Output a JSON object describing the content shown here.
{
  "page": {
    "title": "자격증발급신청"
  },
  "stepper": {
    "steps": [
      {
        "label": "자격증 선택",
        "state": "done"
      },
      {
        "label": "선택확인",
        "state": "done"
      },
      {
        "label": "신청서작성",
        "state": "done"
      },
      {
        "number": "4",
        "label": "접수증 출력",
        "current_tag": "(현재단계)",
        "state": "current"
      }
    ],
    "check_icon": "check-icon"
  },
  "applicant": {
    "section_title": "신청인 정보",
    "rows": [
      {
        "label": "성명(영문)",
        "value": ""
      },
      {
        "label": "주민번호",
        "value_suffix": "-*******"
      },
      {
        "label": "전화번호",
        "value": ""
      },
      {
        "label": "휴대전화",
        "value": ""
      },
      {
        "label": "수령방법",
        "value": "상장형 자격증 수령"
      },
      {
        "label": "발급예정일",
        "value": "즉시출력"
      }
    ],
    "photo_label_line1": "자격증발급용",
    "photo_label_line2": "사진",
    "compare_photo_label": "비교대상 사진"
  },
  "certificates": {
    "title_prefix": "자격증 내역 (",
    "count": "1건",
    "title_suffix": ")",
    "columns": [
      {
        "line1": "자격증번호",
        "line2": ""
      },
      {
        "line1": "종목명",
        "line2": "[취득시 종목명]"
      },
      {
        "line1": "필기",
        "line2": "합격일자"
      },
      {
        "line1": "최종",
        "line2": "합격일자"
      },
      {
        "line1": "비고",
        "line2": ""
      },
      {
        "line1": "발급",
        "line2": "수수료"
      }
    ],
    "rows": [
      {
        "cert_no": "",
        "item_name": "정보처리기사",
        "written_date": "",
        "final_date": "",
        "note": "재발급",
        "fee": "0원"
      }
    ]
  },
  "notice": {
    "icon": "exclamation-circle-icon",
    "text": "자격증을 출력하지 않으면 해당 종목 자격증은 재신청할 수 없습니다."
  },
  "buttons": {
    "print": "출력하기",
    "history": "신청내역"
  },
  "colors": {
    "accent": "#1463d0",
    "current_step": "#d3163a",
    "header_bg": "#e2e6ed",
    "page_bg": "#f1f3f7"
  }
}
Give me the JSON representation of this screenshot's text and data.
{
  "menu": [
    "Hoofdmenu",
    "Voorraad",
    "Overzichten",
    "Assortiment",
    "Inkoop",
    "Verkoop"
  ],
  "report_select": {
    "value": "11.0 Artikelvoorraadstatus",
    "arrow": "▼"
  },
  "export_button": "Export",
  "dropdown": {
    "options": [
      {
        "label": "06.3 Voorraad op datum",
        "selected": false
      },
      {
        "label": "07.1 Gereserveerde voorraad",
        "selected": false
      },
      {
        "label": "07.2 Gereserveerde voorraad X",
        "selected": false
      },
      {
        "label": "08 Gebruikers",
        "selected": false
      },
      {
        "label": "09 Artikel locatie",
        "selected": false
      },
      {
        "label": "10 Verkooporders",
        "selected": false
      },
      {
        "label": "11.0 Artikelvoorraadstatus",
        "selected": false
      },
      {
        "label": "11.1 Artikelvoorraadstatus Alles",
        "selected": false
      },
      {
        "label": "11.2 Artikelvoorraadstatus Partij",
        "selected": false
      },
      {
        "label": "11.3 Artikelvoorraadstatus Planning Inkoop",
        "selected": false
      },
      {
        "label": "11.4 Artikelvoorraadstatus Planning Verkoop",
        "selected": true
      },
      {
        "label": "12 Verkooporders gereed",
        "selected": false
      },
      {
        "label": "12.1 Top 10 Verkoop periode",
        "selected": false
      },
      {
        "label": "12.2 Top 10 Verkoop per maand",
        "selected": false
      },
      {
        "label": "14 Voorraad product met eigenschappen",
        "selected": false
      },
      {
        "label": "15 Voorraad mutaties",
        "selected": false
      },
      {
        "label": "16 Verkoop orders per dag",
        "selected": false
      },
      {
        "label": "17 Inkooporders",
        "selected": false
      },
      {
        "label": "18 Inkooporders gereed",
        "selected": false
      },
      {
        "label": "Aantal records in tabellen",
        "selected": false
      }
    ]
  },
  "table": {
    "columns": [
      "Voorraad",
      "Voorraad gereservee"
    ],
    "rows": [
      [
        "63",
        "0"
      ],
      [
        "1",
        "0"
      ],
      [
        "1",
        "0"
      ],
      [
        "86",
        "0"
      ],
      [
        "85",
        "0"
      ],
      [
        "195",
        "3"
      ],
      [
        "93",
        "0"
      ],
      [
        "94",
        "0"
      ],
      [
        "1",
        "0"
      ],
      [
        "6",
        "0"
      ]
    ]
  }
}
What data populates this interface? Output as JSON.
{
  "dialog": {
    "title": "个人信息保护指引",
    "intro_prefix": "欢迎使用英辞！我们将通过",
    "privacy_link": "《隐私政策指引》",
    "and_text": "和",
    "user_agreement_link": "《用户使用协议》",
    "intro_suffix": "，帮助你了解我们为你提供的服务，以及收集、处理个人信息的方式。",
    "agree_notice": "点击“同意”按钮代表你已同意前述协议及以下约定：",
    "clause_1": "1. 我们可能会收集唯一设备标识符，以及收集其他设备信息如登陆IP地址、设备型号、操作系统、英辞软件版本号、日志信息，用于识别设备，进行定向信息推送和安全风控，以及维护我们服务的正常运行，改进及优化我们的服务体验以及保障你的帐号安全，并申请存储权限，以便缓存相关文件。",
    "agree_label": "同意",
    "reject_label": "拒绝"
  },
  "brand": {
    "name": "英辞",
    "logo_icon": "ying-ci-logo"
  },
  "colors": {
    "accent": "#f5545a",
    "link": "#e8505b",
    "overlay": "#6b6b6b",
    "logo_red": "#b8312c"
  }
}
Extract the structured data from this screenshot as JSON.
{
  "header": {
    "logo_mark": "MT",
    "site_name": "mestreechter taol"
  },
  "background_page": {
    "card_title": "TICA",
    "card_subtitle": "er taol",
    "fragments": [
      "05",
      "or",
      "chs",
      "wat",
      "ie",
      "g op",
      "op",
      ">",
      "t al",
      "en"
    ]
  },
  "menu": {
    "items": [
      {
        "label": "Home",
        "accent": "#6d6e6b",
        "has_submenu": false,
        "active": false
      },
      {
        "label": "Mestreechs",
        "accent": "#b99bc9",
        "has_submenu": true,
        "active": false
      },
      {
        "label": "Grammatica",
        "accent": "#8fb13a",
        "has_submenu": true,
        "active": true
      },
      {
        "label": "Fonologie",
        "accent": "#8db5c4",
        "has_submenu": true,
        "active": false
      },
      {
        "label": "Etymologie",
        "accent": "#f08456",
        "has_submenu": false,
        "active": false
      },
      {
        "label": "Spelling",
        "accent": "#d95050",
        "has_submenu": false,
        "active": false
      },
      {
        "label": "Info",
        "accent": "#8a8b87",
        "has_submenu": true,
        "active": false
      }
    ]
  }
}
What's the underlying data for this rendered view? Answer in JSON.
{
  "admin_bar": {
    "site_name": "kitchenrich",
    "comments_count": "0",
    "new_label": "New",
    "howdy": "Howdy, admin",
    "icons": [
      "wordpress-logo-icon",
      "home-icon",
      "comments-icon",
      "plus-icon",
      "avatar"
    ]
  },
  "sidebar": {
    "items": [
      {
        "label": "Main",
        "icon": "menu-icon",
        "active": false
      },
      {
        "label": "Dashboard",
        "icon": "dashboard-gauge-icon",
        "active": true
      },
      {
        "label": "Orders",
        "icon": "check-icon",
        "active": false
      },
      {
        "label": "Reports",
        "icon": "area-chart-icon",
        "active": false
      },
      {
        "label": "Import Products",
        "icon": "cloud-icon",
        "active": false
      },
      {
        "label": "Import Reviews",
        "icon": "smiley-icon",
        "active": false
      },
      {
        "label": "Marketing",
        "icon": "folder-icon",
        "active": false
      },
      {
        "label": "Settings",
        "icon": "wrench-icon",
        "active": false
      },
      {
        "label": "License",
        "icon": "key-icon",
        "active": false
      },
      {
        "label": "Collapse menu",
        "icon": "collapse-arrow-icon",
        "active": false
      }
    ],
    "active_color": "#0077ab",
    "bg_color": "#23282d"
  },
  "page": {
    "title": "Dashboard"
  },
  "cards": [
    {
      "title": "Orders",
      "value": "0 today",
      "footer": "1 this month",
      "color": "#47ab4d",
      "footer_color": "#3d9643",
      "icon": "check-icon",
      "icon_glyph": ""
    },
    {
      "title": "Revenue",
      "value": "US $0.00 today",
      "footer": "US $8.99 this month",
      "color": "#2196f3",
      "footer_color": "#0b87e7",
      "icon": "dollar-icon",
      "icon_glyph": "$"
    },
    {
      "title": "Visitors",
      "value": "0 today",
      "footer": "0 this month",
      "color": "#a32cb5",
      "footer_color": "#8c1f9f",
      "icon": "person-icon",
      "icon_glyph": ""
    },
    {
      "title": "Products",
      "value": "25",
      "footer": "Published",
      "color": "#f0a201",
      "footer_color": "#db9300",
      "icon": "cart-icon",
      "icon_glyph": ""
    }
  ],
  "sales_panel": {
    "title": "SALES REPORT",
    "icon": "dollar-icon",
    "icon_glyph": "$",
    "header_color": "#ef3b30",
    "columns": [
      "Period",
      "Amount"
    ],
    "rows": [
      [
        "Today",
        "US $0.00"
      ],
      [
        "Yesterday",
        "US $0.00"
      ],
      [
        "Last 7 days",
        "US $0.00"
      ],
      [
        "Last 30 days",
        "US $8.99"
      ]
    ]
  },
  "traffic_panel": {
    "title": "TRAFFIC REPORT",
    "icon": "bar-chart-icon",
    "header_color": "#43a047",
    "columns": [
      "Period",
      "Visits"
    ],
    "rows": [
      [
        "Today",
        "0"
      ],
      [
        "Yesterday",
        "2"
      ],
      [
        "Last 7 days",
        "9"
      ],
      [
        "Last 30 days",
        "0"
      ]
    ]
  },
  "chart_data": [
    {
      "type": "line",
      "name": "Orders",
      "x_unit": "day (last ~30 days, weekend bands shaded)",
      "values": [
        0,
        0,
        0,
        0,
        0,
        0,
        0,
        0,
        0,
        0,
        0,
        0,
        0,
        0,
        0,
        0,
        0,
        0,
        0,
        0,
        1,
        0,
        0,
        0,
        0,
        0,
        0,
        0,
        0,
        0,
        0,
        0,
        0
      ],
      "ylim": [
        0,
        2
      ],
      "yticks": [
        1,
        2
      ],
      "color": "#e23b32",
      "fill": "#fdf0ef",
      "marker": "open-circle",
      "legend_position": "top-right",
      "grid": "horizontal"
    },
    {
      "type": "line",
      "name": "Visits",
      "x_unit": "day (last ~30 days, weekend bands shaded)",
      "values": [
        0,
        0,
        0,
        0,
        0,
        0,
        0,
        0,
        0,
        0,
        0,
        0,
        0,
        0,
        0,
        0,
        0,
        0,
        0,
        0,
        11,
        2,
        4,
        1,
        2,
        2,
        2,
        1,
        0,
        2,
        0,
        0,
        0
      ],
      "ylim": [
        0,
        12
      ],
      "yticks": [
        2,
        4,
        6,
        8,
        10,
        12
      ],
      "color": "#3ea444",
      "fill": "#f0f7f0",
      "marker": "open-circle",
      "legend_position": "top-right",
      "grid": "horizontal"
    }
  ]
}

(What you need to do):
Collect each line above holding the string "Verkooporders".

(Response):
        "label": "10 Verkooporders",
        "label": "12 Verkooporders gereed",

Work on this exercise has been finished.